What you will do
Where a line of the material contains the string "DONA", copy that line.

[Data records]
• • • •

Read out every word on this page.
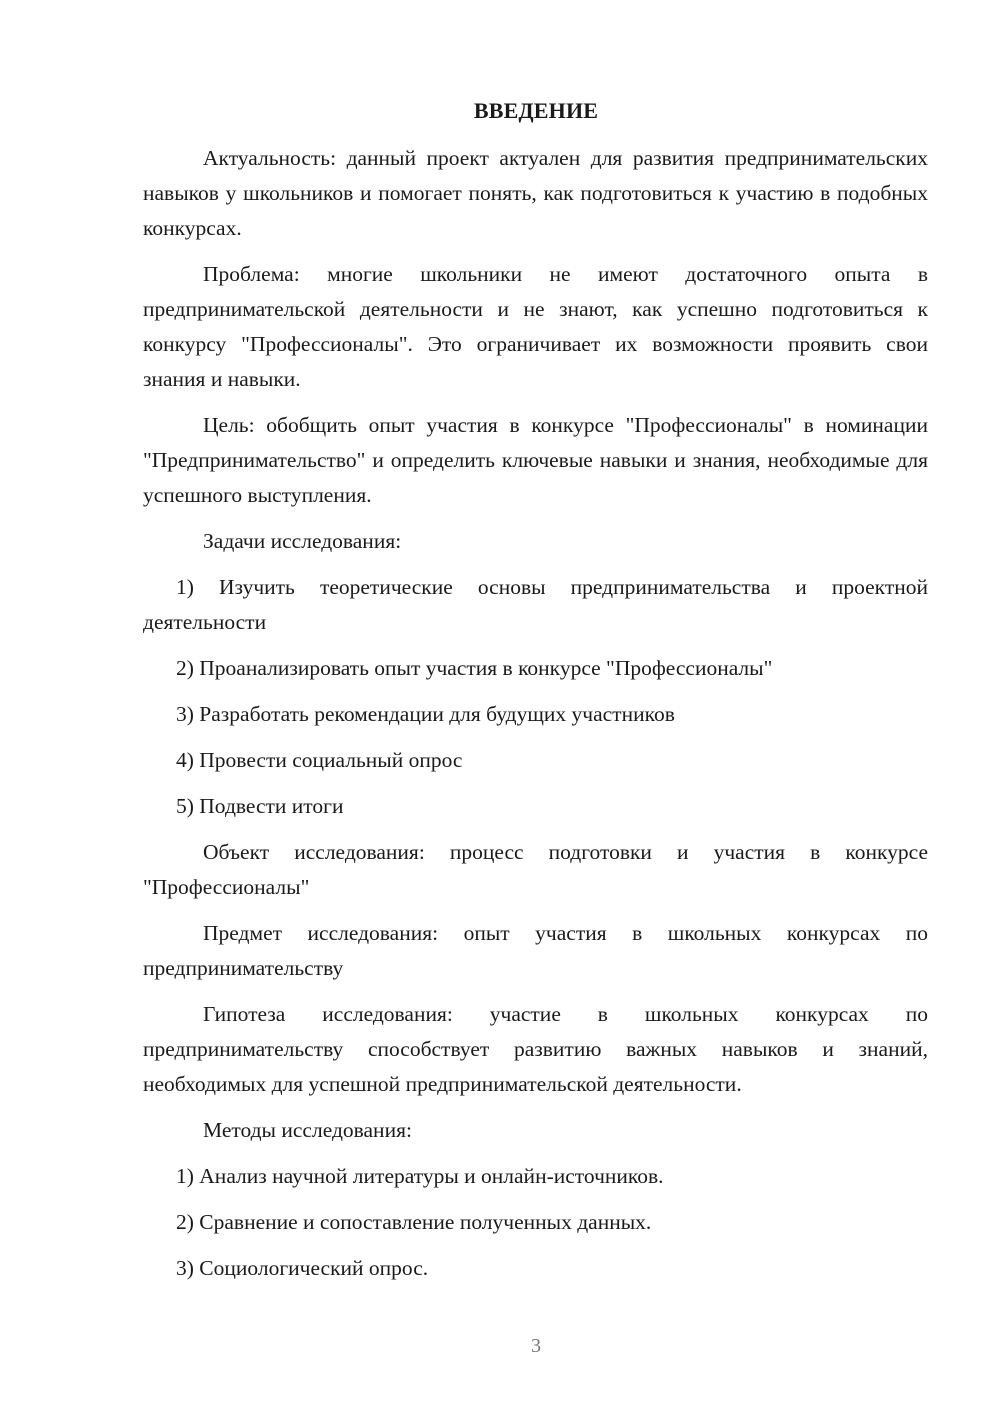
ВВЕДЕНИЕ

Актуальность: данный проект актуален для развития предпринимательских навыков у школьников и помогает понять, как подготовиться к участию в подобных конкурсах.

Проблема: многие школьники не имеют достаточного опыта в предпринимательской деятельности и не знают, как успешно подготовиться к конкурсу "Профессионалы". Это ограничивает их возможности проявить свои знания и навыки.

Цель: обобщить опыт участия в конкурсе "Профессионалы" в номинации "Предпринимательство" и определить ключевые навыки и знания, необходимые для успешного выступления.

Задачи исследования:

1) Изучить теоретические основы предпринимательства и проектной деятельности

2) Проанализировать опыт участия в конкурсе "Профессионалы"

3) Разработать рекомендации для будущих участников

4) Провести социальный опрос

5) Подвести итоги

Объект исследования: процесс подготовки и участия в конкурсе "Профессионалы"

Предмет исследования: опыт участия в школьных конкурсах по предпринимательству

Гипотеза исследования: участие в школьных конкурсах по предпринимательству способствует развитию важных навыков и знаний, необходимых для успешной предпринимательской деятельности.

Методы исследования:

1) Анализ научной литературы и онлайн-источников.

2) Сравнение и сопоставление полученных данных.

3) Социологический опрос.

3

• • • •

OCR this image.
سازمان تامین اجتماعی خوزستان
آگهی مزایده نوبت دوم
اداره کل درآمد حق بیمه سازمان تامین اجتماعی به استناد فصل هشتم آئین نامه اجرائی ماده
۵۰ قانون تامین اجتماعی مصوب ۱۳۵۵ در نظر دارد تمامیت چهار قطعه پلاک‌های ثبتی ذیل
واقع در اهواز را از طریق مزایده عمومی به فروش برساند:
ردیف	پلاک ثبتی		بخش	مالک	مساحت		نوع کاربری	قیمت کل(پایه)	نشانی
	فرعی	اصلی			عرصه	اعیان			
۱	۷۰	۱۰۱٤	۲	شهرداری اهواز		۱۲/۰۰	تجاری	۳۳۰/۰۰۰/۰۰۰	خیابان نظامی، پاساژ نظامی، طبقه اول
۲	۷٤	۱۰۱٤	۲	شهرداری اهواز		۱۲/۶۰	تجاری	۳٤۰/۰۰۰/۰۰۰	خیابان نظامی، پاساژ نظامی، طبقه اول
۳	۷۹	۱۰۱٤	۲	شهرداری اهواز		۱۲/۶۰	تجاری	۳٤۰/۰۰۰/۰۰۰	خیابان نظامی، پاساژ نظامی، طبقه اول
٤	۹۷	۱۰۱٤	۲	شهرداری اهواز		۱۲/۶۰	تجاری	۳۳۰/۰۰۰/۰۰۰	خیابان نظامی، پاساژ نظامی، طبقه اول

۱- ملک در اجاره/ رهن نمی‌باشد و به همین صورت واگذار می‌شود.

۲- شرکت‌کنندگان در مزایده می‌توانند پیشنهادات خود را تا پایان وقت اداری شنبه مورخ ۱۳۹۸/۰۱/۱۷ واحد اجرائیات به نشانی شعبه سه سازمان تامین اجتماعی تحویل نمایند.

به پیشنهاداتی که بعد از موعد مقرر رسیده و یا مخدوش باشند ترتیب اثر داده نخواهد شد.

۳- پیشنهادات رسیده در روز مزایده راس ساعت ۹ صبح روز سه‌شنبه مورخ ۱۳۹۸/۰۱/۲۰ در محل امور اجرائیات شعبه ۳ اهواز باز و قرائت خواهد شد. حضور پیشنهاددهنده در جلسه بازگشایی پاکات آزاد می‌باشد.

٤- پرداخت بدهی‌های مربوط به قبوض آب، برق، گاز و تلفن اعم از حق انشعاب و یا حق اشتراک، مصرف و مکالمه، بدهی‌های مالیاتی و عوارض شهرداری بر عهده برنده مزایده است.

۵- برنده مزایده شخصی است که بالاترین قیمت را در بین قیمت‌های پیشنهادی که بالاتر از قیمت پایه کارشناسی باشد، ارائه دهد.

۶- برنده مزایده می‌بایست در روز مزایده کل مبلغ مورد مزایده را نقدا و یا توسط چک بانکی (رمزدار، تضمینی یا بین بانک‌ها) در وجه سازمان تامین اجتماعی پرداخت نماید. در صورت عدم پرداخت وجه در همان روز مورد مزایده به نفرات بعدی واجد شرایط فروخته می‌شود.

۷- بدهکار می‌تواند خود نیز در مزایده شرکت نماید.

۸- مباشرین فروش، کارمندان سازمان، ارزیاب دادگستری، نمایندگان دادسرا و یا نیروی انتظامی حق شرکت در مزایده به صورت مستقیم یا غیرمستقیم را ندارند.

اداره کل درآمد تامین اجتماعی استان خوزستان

• • • •

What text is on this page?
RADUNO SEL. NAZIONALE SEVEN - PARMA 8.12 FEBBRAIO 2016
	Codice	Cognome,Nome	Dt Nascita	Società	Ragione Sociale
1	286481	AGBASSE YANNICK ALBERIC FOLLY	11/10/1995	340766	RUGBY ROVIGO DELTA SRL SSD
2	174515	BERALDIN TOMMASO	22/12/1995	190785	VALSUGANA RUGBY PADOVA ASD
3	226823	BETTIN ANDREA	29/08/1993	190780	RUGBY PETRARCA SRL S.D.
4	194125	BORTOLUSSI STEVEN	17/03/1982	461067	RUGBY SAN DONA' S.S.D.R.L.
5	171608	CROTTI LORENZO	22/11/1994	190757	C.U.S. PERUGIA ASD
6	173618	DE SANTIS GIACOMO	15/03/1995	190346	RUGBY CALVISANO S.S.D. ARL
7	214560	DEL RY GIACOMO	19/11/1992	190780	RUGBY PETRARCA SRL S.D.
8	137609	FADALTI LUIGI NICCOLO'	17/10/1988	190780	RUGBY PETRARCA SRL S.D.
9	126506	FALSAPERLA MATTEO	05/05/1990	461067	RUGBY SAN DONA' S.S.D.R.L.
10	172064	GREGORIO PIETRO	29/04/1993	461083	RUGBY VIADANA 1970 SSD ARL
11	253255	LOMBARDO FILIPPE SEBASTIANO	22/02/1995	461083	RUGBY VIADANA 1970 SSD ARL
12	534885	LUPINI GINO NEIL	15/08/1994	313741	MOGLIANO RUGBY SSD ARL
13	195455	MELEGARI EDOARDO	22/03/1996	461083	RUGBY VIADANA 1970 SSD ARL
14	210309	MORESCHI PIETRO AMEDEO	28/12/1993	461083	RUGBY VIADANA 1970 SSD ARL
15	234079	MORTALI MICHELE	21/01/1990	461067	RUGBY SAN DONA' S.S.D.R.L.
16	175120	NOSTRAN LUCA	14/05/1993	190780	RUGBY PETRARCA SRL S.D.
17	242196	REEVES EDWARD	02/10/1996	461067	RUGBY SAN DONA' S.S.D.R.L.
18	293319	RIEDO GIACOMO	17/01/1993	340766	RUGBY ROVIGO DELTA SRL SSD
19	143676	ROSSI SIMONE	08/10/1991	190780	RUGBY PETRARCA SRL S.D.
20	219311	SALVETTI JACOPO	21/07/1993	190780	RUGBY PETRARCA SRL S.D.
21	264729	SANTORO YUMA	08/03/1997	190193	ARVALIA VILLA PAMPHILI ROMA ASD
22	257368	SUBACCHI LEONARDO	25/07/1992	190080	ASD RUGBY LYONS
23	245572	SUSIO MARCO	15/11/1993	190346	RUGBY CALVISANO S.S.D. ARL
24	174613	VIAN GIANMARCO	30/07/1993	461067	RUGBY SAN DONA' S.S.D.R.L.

• • • •

Final answer
4	194125	BORTOLUSSI STEVEN	17/03/1982	461067	RUGBY SAN DONA' S.S.D.R.L.
9	126506	FALSAPERLA MATTEO	05/05/1990	461067	RUGBY SAN DONA' S.S.D.R.L.
15	234079	MORTALI MICHELE	21/01/1990	461067	RUGBY SAN DONA' S.S.D.R.L.
17	242196	REEVES EDWARD	02/10/1996	461067	RUGBY SAN DONA' S.S.D.R.L.
24	174613	VIAN GIANMARCO	30/07/1993	461067	RUGBY SAN DONA' S.S.D.R.L.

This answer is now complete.